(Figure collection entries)
+ + + + + + +
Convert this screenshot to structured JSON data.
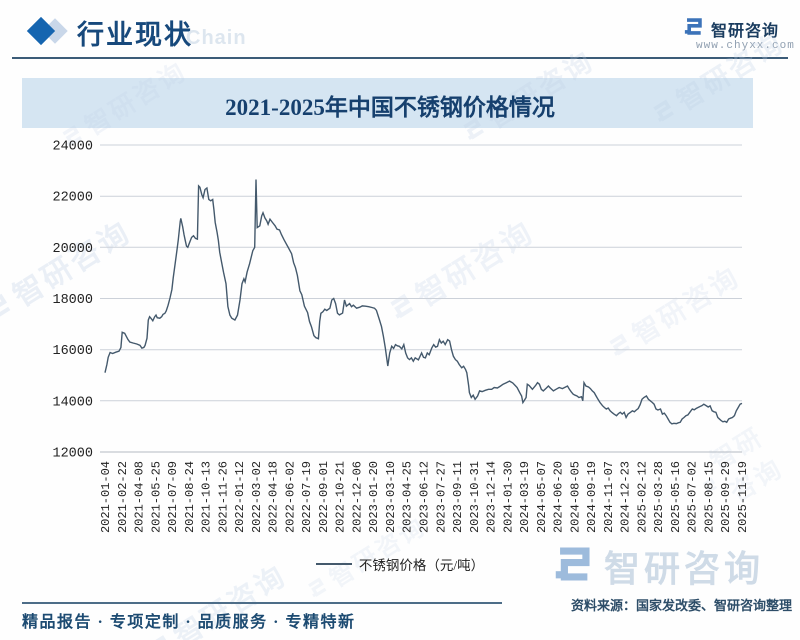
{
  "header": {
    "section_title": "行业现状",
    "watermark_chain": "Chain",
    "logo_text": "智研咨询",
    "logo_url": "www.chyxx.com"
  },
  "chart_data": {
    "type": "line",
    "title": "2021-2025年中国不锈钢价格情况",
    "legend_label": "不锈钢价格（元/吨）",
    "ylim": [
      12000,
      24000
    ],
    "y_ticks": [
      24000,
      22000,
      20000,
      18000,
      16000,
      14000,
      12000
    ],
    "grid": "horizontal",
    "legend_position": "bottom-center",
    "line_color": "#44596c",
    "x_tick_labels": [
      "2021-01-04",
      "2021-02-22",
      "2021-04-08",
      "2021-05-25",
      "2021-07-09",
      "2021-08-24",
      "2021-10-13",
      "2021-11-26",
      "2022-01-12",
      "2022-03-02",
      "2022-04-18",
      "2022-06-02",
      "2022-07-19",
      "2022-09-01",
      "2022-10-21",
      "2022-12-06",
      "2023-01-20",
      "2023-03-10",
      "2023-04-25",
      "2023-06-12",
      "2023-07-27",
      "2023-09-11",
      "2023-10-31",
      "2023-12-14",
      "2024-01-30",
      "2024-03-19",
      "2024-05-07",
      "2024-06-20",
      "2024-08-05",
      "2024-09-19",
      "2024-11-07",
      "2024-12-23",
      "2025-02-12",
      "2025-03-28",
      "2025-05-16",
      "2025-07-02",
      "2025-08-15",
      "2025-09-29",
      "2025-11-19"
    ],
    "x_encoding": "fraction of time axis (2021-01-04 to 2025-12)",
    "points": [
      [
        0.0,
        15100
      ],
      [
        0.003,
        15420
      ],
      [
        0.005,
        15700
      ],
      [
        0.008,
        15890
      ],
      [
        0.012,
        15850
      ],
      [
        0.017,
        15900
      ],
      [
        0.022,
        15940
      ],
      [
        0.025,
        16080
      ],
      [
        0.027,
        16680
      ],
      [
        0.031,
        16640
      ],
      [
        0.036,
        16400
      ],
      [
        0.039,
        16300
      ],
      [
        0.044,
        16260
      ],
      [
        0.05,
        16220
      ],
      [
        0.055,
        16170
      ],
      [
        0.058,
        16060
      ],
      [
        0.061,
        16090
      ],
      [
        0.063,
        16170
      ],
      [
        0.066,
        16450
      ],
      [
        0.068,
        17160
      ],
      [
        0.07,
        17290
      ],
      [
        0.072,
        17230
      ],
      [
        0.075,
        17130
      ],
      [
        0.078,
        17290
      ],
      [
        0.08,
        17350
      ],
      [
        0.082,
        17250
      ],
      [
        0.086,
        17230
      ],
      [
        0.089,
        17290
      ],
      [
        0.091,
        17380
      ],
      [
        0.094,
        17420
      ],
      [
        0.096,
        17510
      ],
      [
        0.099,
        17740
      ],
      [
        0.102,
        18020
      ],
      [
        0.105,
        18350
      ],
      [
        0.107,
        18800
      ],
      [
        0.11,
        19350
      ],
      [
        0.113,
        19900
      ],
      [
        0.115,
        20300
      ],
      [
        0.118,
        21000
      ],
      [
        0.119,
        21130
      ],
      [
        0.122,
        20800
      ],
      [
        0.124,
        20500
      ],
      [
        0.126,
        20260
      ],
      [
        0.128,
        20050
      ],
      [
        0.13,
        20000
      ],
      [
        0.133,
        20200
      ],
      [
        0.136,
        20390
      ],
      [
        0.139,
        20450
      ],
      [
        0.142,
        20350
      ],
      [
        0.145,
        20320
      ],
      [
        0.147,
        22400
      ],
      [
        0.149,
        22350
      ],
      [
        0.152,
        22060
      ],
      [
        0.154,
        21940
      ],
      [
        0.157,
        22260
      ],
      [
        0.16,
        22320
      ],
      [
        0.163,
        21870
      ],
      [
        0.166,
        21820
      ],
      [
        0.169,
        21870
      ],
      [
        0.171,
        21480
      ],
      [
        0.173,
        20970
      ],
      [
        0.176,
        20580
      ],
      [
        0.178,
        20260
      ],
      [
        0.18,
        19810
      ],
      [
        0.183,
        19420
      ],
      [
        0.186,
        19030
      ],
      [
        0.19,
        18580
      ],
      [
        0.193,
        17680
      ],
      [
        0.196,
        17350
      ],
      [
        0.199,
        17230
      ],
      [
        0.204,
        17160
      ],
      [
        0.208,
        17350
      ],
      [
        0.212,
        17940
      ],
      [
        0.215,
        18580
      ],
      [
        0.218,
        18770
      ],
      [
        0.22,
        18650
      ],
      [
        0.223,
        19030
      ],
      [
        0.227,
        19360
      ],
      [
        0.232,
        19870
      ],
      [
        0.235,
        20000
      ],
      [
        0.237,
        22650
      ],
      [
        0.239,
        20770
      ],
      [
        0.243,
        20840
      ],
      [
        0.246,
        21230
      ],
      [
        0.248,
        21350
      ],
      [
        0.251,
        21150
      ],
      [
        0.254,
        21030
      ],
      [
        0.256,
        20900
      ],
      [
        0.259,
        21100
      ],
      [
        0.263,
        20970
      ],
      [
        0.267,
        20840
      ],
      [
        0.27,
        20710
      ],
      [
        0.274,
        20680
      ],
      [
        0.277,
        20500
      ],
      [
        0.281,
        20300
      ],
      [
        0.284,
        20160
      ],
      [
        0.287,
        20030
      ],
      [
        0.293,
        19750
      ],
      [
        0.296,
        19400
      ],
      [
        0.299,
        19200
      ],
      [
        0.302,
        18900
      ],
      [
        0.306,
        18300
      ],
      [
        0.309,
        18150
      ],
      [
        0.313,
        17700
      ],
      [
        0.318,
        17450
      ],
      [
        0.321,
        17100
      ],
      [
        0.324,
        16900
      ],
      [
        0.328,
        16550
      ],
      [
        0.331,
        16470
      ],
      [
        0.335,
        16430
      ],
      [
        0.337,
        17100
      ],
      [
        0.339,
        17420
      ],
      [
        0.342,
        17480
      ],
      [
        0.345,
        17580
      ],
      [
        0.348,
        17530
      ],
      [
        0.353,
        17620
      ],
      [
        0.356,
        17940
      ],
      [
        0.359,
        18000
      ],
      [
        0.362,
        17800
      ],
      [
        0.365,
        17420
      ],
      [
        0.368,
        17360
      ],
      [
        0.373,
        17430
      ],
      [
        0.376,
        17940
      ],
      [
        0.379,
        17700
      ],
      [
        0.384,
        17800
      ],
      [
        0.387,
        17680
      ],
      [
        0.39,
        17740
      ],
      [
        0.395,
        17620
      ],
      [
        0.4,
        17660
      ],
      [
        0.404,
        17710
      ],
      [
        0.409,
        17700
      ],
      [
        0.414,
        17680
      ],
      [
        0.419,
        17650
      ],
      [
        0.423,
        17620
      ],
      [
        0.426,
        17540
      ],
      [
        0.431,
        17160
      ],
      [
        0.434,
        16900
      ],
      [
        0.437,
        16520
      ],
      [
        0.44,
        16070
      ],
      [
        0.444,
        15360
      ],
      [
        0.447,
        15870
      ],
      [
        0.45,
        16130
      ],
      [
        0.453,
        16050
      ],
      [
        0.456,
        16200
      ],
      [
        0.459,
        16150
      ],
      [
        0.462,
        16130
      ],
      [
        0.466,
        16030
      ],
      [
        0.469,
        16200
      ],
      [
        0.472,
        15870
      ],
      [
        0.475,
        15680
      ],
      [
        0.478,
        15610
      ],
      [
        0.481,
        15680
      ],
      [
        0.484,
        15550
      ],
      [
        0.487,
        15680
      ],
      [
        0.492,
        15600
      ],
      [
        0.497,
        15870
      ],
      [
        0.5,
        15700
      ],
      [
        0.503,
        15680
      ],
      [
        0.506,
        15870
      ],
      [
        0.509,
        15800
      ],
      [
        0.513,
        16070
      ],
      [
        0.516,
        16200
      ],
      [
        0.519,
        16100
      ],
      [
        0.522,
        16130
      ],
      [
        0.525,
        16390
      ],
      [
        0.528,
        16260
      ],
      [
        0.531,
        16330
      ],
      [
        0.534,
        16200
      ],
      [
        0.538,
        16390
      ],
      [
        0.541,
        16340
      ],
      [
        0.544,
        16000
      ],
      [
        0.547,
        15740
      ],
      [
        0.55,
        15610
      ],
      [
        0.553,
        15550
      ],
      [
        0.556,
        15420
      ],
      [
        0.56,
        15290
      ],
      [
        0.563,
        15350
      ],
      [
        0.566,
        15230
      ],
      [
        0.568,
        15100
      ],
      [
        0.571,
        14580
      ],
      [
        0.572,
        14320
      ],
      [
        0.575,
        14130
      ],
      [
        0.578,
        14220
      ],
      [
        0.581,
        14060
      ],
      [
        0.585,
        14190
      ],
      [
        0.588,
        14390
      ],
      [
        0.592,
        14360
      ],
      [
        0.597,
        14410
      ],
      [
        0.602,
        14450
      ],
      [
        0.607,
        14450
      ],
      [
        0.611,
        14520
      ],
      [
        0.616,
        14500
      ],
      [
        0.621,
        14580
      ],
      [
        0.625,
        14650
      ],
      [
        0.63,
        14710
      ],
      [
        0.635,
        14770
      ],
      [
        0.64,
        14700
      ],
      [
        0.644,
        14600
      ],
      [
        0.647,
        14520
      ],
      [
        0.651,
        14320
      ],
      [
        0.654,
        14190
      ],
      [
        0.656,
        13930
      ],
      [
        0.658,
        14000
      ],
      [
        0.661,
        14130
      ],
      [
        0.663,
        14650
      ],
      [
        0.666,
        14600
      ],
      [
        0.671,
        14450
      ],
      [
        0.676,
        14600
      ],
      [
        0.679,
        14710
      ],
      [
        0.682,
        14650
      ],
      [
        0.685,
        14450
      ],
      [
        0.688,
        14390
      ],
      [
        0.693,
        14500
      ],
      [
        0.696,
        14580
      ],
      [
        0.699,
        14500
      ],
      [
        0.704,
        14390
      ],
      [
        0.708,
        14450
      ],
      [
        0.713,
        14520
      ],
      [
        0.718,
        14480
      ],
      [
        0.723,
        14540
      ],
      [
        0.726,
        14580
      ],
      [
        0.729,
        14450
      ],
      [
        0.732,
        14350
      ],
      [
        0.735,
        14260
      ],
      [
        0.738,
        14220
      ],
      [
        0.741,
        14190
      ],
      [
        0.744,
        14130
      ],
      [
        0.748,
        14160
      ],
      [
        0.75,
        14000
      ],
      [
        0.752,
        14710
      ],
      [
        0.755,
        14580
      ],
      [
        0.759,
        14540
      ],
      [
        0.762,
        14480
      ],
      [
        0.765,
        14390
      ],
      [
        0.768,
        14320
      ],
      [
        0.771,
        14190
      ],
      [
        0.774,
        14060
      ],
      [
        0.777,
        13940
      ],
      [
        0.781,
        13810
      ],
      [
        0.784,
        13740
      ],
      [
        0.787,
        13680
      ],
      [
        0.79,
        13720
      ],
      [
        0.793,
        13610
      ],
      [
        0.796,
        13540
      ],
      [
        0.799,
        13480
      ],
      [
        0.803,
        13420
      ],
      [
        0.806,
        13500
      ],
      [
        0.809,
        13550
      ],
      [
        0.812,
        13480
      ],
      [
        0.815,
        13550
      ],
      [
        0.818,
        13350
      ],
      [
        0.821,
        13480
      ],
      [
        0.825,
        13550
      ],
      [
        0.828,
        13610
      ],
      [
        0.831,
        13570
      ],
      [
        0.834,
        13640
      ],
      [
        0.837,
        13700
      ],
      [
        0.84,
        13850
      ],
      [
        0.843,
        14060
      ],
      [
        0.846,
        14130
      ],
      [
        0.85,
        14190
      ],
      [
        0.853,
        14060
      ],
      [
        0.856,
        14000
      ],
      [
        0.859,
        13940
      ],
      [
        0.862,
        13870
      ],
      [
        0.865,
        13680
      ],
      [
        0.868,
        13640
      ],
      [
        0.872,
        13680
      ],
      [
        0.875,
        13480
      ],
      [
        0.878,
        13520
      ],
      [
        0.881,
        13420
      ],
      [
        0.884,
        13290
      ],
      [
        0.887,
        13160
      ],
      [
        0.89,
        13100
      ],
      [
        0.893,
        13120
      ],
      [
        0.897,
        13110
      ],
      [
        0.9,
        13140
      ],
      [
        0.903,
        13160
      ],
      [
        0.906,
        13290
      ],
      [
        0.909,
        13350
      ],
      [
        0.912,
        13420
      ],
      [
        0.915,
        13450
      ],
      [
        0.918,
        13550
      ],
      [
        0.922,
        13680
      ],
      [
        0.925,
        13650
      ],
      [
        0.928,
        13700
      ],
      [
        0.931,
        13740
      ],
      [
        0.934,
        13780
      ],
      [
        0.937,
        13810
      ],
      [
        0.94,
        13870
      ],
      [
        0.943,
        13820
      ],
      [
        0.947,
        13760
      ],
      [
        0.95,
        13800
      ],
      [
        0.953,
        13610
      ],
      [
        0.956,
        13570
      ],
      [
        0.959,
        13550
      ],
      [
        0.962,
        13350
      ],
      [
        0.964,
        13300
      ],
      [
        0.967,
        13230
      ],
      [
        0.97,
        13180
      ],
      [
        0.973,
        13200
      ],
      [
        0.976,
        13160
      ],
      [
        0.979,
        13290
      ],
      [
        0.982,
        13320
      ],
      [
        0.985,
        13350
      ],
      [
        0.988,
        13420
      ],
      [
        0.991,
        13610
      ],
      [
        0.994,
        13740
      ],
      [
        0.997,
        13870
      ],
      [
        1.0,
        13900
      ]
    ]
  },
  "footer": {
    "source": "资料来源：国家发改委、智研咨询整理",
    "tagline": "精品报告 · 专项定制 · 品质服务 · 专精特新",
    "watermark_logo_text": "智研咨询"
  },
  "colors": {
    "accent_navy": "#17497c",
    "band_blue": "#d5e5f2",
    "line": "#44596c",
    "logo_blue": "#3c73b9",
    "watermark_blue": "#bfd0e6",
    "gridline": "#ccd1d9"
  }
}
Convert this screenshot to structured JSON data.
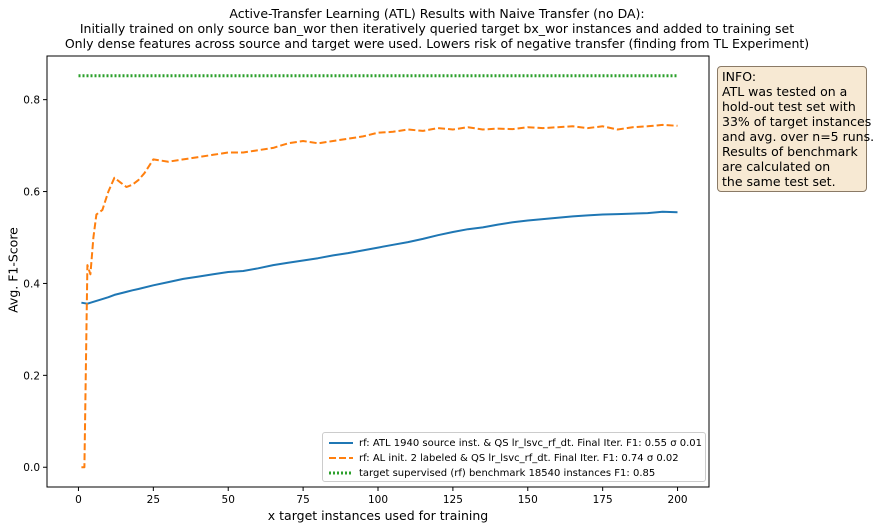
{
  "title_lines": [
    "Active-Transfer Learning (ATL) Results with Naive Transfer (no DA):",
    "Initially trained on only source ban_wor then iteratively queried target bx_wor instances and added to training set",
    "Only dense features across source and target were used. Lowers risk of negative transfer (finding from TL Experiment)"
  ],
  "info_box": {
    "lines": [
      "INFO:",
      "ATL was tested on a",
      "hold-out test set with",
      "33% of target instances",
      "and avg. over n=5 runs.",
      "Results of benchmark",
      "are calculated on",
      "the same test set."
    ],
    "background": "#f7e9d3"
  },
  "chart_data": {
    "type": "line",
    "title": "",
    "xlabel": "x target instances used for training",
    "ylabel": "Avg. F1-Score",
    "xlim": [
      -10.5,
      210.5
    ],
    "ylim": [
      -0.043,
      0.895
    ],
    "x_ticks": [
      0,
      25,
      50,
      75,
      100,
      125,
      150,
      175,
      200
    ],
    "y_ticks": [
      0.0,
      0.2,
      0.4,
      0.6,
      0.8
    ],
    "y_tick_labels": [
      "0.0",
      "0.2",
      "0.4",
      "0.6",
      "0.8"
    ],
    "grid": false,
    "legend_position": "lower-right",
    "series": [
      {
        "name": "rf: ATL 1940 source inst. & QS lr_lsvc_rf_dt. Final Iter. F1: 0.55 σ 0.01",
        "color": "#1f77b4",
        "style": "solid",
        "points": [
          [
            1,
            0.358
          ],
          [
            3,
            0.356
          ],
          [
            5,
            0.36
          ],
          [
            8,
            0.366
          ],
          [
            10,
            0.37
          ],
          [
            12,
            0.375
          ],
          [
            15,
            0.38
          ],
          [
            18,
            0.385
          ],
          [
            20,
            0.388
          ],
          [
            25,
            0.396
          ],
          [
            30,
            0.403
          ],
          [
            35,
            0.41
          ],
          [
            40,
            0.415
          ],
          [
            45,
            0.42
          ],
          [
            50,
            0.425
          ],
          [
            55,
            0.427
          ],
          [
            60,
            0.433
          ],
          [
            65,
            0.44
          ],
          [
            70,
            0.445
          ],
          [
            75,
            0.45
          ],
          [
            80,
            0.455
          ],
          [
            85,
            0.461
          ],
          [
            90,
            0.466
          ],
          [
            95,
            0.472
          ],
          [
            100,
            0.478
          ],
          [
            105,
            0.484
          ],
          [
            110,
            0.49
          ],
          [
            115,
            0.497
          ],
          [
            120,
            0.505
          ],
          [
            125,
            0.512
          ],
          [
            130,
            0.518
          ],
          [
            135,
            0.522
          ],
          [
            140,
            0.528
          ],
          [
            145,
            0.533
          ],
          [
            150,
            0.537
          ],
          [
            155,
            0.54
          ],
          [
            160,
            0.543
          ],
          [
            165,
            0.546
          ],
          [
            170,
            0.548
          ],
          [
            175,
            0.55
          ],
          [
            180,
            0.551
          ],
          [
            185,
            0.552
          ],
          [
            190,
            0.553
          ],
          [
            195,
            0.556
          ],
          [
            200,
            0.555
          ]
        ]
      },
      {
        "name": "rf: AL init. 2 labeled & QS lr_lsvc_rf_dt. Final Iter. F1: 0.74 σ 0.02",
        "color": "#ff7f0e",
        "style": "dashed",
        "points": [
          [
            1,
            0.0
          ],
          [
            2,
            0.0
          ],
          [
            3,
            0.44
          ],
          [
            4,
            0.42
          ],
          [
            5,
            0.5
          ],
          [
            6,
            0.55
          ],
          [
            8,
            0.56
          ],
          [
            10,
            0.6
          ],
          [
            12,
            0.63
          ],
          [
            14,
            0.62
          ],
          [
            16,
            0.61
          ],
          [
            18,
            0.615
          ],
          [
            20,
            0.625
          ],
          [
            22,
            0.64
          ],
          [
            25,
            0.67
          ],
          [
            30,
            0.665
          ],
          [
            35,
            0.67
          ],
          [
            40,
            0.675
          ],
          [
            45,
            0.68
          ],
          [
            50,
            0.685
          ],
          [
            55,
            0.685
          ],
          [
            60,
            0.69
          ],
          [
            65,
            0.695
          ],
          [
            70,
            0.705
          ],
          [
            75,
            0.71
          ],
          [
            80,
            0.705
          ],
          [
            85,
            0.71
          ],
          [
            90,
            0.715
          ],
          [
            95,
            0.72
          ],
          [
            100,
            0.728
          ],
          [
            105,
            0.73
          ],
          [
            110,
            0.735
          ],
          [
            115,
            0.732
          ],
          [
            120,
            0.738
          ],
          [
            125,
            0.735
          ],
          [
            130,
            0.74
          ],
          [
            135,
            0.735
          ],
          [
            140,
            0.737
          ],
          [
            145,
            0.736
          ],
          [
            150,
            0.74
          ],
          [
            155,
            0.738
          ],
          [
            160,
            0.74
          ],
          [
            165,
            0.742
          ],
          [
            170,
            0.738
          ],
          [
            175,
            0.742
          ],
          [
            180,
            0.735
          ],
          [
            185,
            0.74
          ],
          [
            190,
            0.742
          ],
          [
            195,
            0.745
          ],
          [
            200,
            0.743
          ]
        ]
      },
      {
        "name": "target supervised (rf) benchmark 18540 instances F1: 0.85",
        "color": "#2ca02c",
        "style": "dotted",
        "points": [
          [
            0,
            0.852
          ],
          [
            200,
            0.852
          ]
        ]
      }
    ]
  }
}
+ + + + + + +
» What the exercise asks: Read the entries and pick out all lines that include the word "instances".

» The result:
    "Initially trained on only source ban_wor then iteratively queried target bx_wor instances and added to training set",
      "33% of target instances",
    "xlabel": "x target instances used for training",
        "name": "target supervised (rf) benchmark 18540 instances F1: 0.85",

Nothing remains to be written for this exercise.